__WHAT IS NEEDED__
Retype the material that follows, keeping every word as it is.

__Stored data entries__
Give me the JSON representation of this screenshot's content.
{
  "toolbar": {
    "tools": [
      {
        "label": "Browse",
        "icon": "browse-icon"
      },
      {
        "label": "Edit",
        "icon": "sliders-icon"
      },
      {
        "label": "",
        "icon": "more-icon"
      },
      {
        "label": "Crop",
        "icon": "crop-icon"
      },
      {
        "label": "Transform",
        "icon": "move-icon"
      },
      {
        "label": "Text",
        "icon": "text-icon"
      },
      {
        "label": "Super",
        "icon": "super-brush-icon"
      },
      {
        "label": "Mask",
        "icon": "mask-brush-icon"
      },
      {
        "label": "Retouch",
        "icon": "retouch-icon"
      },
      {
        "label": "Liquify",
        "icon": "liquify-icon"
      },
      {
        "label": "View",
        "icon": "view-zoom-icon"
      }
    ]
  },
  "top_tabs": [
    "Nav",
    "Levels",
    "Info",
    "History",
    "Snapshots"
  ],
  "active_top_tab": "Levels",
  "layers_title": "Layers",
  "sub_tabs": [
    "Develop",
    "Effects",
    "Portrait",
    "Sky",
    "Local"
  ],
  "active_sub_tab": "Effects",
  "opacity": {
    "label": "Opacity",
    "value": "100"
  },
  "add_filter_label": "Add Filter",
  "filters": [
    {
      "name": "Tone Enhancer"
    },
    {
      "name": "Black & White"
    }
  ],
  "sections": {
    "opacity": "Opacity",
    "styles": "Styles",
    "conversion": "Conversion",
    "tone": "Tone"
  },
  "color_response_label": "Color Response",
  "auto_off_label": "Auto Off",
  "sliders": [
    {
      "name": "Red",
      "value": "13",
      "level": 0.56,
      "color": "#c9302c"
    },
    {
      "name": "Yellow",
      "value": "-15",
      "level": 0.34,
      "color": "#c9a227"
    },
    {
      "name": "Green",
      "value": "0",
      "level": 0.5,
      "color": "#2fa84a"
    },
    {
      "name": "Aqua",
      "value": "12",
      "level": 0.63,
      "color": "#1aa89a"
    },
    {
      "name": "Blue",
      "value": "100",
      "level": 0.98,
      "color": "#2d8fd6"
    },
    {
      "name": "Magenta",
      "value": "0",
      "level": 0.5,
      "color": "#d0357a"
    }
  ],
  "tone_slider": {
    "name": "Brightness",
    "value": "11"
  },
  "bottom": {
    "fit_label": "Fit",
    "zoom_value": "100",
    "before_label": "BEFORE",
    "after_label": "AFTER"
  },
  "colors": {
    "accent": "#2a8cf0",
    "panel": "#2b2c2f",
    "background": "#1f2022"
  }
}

__OUTPUT OF THE EXERCISE__
Give me the JSON representation of this screenshot's content.
{
  "toolbar": {
    "tools": [
      {
        "label": "Browse",
        "icon": "browse-icon"
      },
      {
        "label": "Edit",
        "icon": "sliders-icon"
      },
      {
        "label": "",
        "icon": "more-icon"
      },
      {
        "label": "Crop",
        "icon": "crop-icon"
      },
      {
        "label": "Transform",
        "icon": "move-icon"
      },
      {
        "label": "Text",
        "icon": "text-icon"
      },
      {
        "label": "Super",
        "icon": "super-brush-icon"
      },
      {
        "label": "Mask",
        "icon": "mask-brush-icon"
      },
      {
        "label": "Retouch",
        "icon": "retouch-icon"
      },
      {
        "label": "Liquify",
        "icon": "liquify-icon"
      },
      {
        "label": "View",
        "icon": "view-zoom-icon"
      }
    ]
  },
  "top_tabs": [
    "Nav",
    "Levels",
    "Info",
    "History",
    "Snapshots"
  ],
  "active_top_tab": "Levels",
  "layers_title": "Layers",
  "sub_tabs": [
    "Develop",
    "Effects",
    "Portrait",
    "Sky",
    "Local"
  ],
  "active_sub_tab": "Effects",
  "opacity": {
    "label": "Opacity",
    "value": "100"
  },
  "add_filter_label": "Add Filter",
  "filters": [
    {
      "name": "Tone Enhancer"
    },
    {
      "name": "Black & White"
    }
  ],
  "sections": {
    "opacity": "Opacity",
    "styles": "Styles",
    "conversion": "Conversion",
    "tone": "Tone"
  },
  "color_response_label": "Color Response",
  "auto_off_label": "Auto Off",
  "sliders": [
    {
      "name": "Red",
      "value": "13",
      "level": 0.56,
      "color": "#c9302c"
    },
    {
      "name": "Yellow",
      "value": "-15",
      "level": 0.34,
      "color": "#c9a227"
    },
    {
      "name": "Green",
      "value": "0",
      "level": 0.5,
      "color": "#2fa84a"
    },
    {
      "name": "Aqua",
      "value": "12",
      "level": 0.63,
      "color": "#1aa89a"
    },
    {
      "name": "Blue",
      "value": "100",
      "level": 0.98,
      "color": "#2d8fd6"
    },
    {
      "name": "Magenta",
      "value": "0",
      "level": 0.5,
      "color": "#d0357a"
    }
  ],
  "tone_slider": {
    "name": "Brightness",
    "value": "11"
  },
  "bottom": {
    "fit_label": "Fit",
    "zoom_value": "100",
    "before_label": "BEFORE",
    "after_label": "AFTER"
  },
  "colors": {
    "accent": "#2a8cf0",
    "panel": "#2b2c2f",
    "background": "#1f2022"
  }
}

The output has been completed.